§ GOAL
Reproduce the data exactly and drop any pictures it holds.

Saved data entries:
────────────────────
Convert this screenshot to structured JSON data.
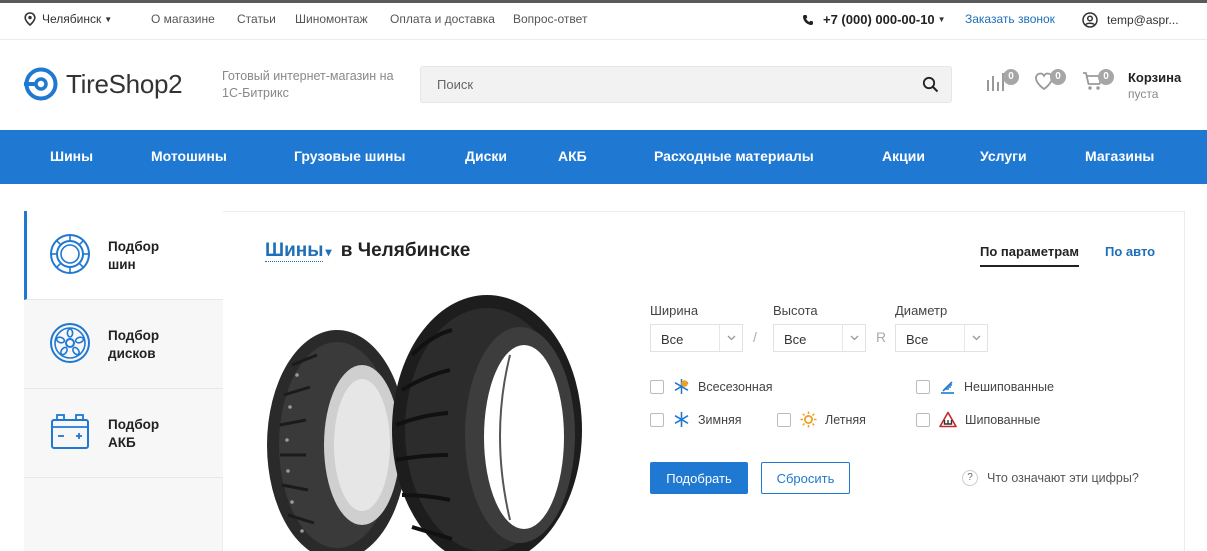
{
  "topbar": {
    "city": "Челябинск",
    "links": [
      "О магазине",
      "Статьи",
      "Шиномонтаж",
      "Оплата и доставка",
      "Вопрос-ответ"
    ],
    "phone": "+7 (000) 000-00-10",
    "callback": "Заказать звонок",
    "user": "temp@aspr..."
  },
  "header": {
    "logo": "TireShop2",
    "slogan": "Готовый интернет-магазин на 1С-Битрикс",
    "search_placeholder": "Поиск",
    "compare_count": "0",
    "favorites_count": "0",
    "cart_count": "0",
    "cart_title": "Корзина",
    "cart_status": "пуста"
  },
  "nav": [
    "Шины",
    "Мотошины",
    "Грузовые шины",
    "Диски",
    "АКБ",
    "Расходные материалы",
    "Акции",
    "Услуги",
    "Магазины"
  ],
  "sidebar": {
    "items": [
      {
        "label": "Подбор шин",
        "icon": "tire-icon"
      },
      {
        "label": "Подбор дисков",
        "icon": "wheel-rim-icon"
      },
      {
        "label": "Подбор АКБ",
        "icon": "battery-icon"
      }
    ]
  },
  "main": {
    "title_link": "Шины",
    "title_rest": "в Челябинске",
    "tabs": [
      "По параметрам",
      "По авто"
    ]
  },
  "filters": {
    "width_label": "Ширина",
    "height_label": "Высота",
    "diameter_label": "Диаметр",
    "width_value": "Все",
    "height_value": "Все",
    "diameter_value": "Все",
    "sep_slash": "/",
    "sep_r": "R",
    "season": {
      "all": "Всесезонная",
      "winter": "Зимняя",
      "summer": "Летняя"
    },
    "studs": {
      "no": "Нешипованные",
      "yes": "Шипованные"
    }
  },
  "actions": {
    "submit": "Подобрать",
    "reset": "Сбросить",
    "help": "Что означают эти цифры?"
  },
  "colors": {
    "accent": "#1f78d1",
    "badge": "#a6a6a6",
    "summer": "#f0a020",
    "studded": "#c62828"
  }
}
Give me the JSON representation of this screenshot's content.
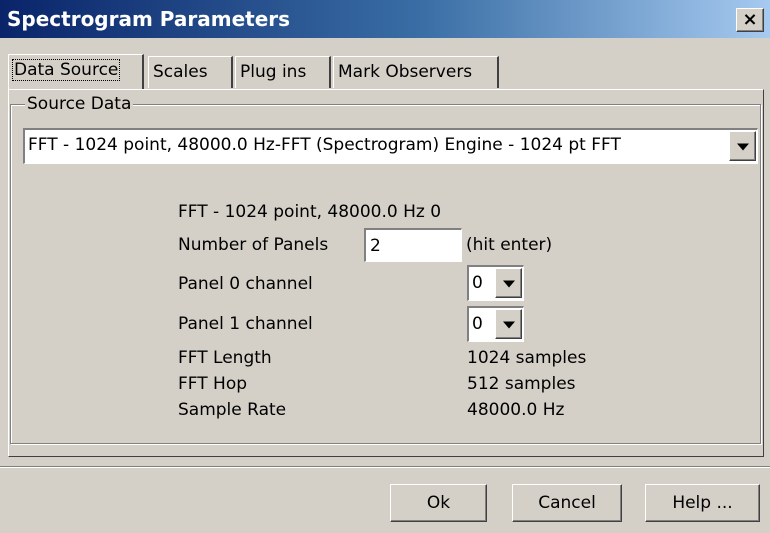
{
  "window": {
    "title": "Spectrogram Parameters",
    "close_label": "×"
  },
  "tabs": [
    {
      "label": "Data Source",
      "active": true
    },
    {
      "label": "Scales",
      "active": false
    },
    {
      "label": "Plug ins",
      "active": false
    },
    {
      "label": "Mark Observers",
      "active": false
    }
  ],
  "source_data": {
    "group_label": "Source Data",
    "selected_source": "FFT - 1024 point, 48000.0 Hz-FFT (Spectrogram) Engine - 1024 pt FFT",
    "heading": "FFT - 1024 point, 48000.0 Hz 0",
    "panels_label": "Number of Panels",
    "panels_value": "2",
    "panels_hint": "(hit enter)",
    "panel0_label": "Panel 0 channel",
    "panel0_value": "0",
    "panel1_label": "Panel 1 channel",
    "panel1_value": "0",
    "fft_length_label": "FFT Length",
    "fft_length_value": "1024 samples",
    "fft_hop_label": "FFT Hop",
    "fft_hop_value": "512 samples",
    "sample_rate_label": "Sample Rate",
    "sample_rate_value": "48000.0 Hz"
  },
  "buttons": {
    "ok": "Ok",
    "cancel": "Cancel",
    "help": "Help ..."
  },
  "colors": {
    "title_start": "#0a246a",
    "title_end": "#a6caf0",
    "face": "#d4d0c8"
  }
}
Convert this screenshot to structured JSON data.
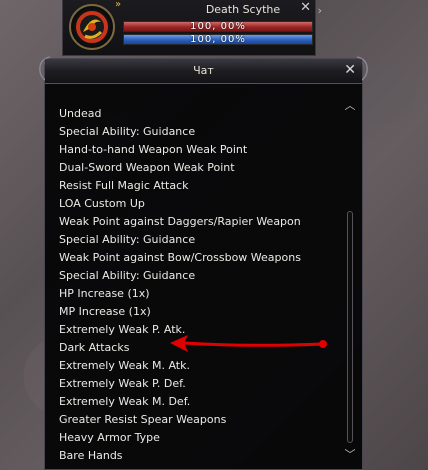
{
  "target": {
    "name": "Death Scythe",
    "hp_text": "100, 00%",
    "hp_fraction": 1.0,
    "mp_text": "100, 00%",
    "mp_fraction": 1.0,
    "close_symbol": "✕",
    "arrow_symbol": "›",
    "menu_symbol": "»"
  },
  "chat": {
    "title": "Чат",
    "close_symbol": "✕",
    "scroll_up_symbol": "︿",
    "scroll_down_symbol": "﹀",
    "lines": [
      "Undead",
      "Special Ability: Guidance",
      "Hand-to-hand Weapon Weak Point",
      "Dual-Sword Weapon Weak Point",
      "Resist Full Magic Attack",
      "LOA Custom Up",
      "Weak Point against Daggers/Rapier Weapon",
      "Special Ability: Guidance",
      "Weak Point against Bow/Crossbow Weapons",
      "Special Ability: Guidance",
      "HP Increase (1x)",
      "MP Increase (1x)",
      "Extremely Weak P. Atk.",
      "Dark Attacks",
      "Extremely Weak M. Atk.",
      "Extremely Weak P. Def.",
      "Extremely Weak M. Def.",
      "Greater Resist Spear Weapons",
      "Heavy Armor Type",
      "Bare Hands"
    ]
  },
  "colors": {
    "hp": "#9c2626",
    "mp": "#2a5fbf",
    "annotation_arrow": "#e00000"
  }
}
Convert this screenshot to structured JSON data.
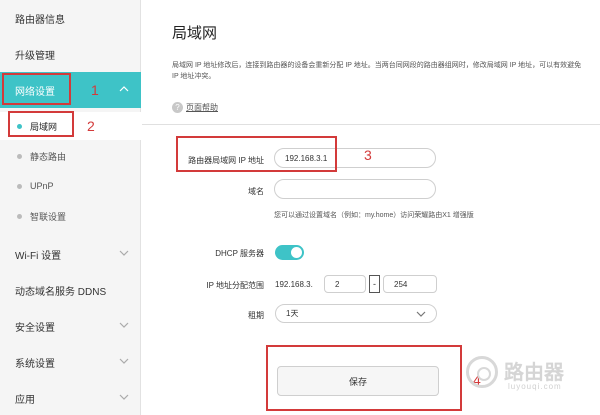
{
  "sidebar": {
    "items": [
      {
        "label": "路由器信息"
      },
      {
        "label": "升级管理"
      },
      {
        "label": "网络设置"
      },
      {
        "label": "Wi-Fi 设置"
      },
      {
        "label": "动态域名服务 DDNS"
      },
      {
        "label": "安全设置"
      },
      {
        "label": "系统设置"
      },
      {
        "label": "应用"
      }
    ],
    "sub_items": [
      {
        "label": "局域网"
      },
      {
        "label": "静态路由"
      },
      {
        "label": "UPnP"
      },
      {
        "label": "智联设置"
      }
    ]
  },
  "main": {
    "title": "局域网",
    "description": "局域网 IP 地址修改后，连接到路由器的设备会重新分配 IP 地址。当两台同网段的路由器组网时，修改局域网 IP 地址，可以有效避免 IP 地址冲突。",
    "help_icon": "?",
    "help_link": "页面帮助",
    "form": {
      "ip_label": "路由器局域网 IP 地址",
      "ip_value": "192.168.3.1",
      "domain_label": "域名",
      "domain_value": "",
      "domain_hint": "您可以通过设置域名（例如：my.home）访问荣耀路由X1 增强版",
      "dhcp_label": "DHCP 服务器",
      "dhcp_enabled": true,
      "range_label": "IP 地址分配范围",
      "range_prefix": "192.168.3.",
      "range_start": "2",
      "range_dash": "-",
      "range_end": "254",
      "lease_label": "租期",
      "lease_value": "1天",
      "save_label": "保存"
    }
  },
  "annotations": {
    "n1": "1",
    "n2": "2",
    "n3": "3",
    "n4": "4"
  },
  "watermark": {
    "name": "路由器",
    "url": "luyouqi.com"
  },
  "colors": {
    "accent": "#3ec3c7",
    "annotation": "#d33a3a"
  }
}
────────────────────
§ EXERCISE SOLUTION
Convert this screenshot to structured JSON data.
{
  "topbar": {
    "city": "Челябинск",
    "links": [
      "О магазине",
      "Статьи",
      "Шиномонтаж",
      "Оплата и доставка",
      "Вопрос-ответ"
    ],
    "phone": "+7 (000) 000-00-10",
    "callback": "Заказать звонок",
    "user": "temp@aspr..."
  },
  "header": {
    "logo": "TireShop2",
    "slogan": "Готовый интернет-магазин на 1С-Битрикс",
    "search_placeholder": "Поиск",
    "compare_count": "0",
    "favorites_count": "0",
    "cart_count": "0",
    "cart_title": "Корзина",
    "cart_status": "пуста"
  },
  "nav": [
    "Шины",
    "Мотошины",
    "Грузовые шины",
    "Диски",
    "АКБ",
    "Расходные материалы",
    "Акции",
    "Услуги",
    "Магазины"
  ],
  "sidebar": {
    "items": [
      {
        "label": "Подбор шин",
        "icon": "tire-icon"
      },
      {
        "label": "Подбор дисков",
        "icon": "wheel-rim-icon"
      },
      {
        "label": "Подбор АКБ",
        "icon": "battery-icon"
      }
    ]
  },
  "main": {
    "title_link": "Шины",
    "title_rest": "в Челябинске",
    "tabs": [
      "По параметрам",
      "По авто"
    ]
  },
  "filters": {
    "width_label": "Ширина",
    "height_label": "Высота",
    "diameter_label": "Диаметр",
    "width_value": "Все",
    "height_value": "Все",
    "diameter_value": "Все",
    "sep_slash": "/",
    "sep_r": "R",
    "season": {
      "all": "Всесезонная",
      "winter": "Зимняя",
      "summer": "Летняя"
    },
    "studs": {
      "no": "Нешипованные",
      "yes": "Шипованные"
    }
  },
  "actions": {
    "submit": "Подобрать",
    "reset": "Сбросить",
    "help": "Что означают эти цифры?"
  },
  "colors": {
    "accent": "#1f78d1",
    "badge": "#a6a6a6",
    "summer": "#f0a020",
    "studded": "#c62828"
  }
}
Give me the JSON representation of this screenshot's content.
{
  "window": {
    "title": "Spectrogram Parameters",
    "close_label": "×"
  },
  "tabs": [
    {
      "label": "Data Source",
      "active": true
    },
    {
      "label": "Scales",
      "active": false
    },
    {
      "label": "Plug ins",
      "active": false
    },
    {
      "label": "Mark Observers",
      "active": false
    }
  ],
  "source_data": {
    "group_label": "Source Data",
    "selected_source": "FFT - 1024 point, 48000.0 Hz-FFT (Spectrogram) Engine - 1024 pt FFT",
    "heading": "FFT - 1024 point, 48000.0 Hz 0",
    "panels_label": "Number of Panels",
    "panels_value": "2",
    "panels_hint": "(hit enter)",
    "panel0_label": "Panel 0 channel",
    "panel0_value": "0",
    "panel1_label": "Panel 1 channel",
    "panel1_value": "0",
    "fft_length_label": "FFT Length",
    "fft_length_value": "1024 samples",
    "fft_hop_label": "FFT Hop",
    "fft_hop_value": "512 samples",
    "sample_rate_label": "Sample Rate",
    "sample_rate_value": "48000.0 Hz"
  },
  "buttons": {
    "ok": "Ok",
    "cancel": "Cancel",
    "help": "Help ..."
  },
  "colors": {
    "title_start": "#0a246a",
    "title_end": "#a6caf0",
    "face": "#d4d0c8"
  }
}
Convert this screenshot to structured JSON data.
{
  "target": {
    "name": "Death Scythe",
    "hp_text": "100, 00%",
    "hp_fraction": 1.0,
    "mp_text": "100, 00%",
    "mp_fraction": 1.0,
    "close_symbol": "✕",
    "arrow_symbol": "›",
    "menu_symbol": "»"
  },
  "chat": {
    "title": "Чат",
    "close_symbol": "✕",
    "scroll_up_symbol": "︿",
    "scroll_down_symbol": "﹀",
    "lines": [
      "Undead",
      "Special Ability: Guidance",
      "Hand-to-hand Weapon Weak Point",
      "Dual-Sword Weapon Weak Point",
      "Resist Full Magic Attack",
      "LOA Custom Up",
      "Weak Point against Daggers/Rapier Weapon",
      "Special Ability: Guidance",
      "Weak Point against Bow/Crossbow Weapons",
      "Special Ability: Guidance",
      "HP Increase (1x)",
      "MP Increase (1x)",
      "Extremely Weak P. Atk.",
      "Dark Attacks",
      "Extremely Weak M. Atk.",
      "Extremely Weak P. Def.",
      "Extremely Weak M. Def.",
      "Greater Resist Spear Weapons",
      "Heavy Armor Type",
      "Bare Hands"
    ]
  },
  "colors": {
    "hp": "#9c2626",
    "mp": "#2a5fbf",
    "annotation_arrow": "#e00000"
  }
}
Convert this screenshot to structured JSON data.
{
  "sidebar": {
    "items": [
      {
        "label": "路由器信息"
      },
      {
        "label": "升级管理"
      },
      {
        "label": "网络设置"
      },
      {
        "label": "Wi-Fi 设置"
      },
      {
        "label": "动态域名服务 DDNS"
      },
      {
        "label": "安全设置"
      },
      {
        "label": "系统设置"
      },
      {
        "label": "应用"
      }
    ],
    "sub_items": [
      {
        "label": "局域网"
      },
      {
        "label": "静态路由"
      },
      {
        "label": "UPnP"
      },
      {
        "label": "智联设置"
      }
    ]
  },
  "main": {
    "title": "局域网",
    "description": "局域网 IP 地址修改后，连接到路由器的设备会重新分配 IP 地址。当两台同网段的路由器组网时，修改局域网 IP 地址，可以有效避免 IP 地址冲突。",
    "help_icon": "?",
    "help_link": "页面帮助",
    "form": {
      "ip_label": "路由器局域网 IP 地址",
      "ip_value": "192.168.3.1",
      "domain_label": "域名",
      "domain_value": "",
      "domain_hint": "您可以通过设置域名（例如：my.home）访问荣耀路由X1 增强版",
      "dhcp_label": "DHCP 服务器",
      "dhcp_enabled": true,
      "range_label": "IP 地址分配范围",
      "range_prefix": "192.168.3.",
      "range_start": "2",
      "range_dash": "-",
      "range_end": "254",
      "lease_label": "租期",
      "lease_value": "1天",
      "save_label": "保存"
    }
  },
  "annotations": {
    "n1": "1",
    "n2": "2",
    "n3": "3",
    "n4": "4"
  },
  "watermark": {
    "name": "路由器",
    "url": "luyouqi.com"
  },
  "colors": {
    "accent": "#3ec3c7",
    "annotation": "#d33a3a"
  }
}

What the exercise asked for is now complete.